OBJECTIVE: Without further comment, state how many lines in the listing below contain the word "label".

LISTED RECORDS:
** Start **

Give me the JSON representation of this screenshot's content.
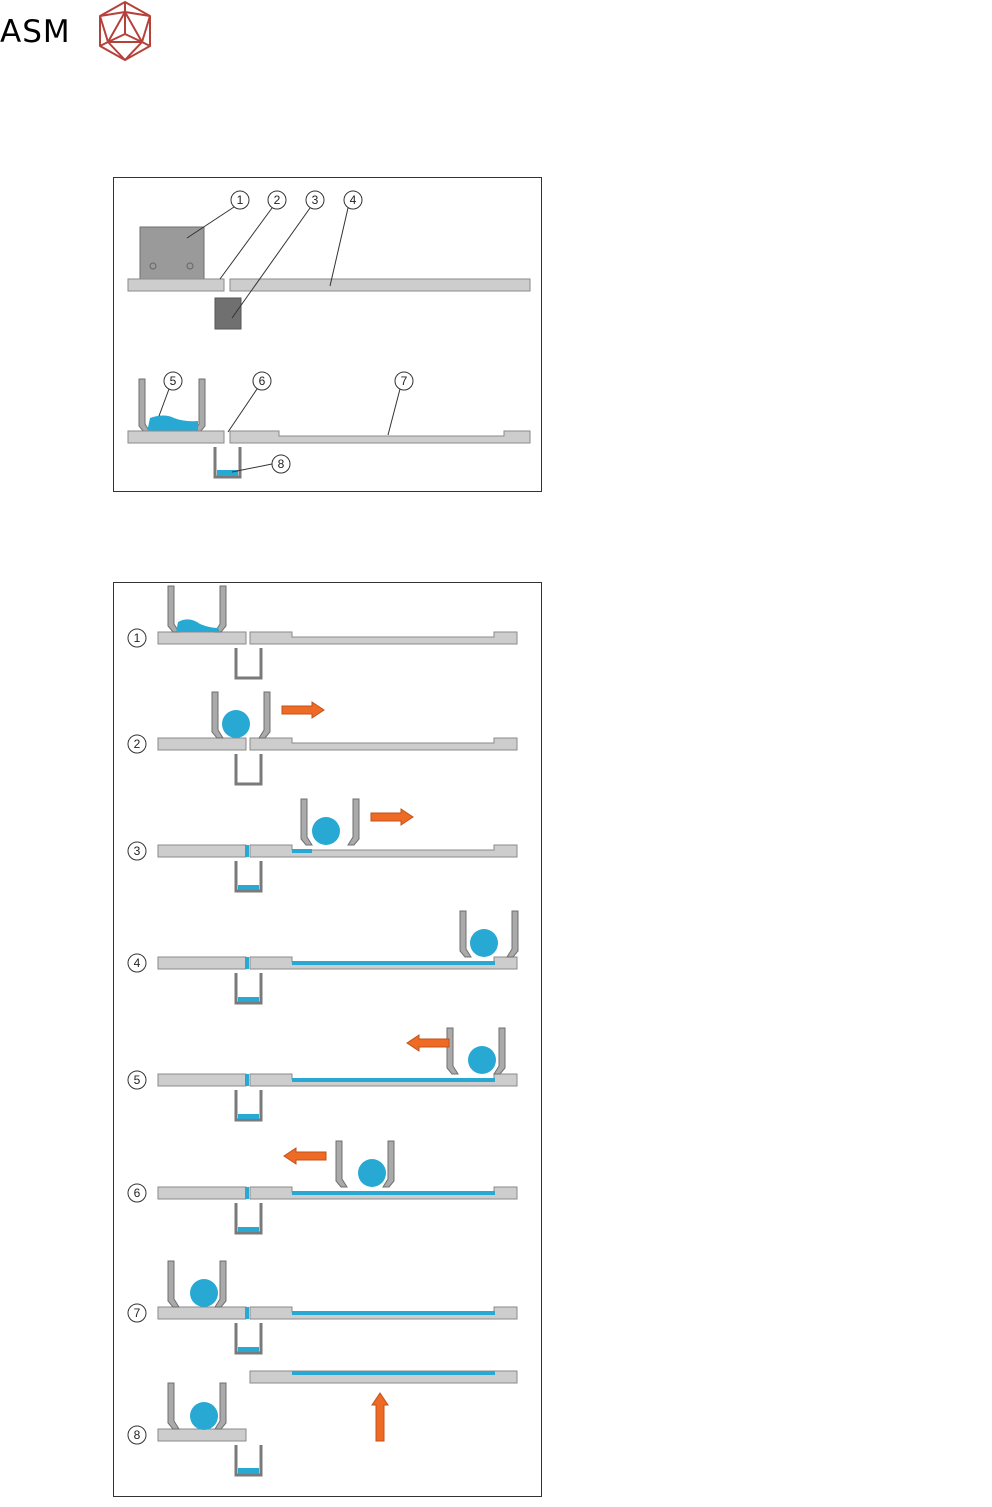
{
  "logo": {
    "text": "ASM",
    "icon": "asm-icosahedron-icon",
    "color": "#b5413a"
  },
  "colors": {
    "plate": "#cdcdcd",
    "plate_stroke": "#8a8a8a",
    "wall": "#aaaaaa",
    "powder": "#27a9d4",
    "arrow": "#ef6a24",
    "arrow_stroke": "#c0521a",
    "panel_border": "#333333"
  },
  "components_panel": {
    "callouts": [
      "1",
      "2",
      "3",
      "4",
      "5",
      "6",
      "7",
      "8"
    ]
  },
  "sequence_panel": {
    "steps": [
      {
        "label": "1",
        "arrow": "none"
      },
      {
        "label": "2",
        "arrow": "right"
      },
      {
        "label": "3",
        "arrow": "right"
      },
      {
        "label": "4",
        "arrow": "none"
      },
      {
        "label": "5",
        "arrow": "left"
      },
      {
        "label": "6",
        "arrow": "left"
      },
      {
        "label": "7",
        "arrow": "none"
      },
      {
        "label": "8",
        "arrow": "up"
      }
    ]
  }
}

** End **

EXERCISE RESPONSE: 8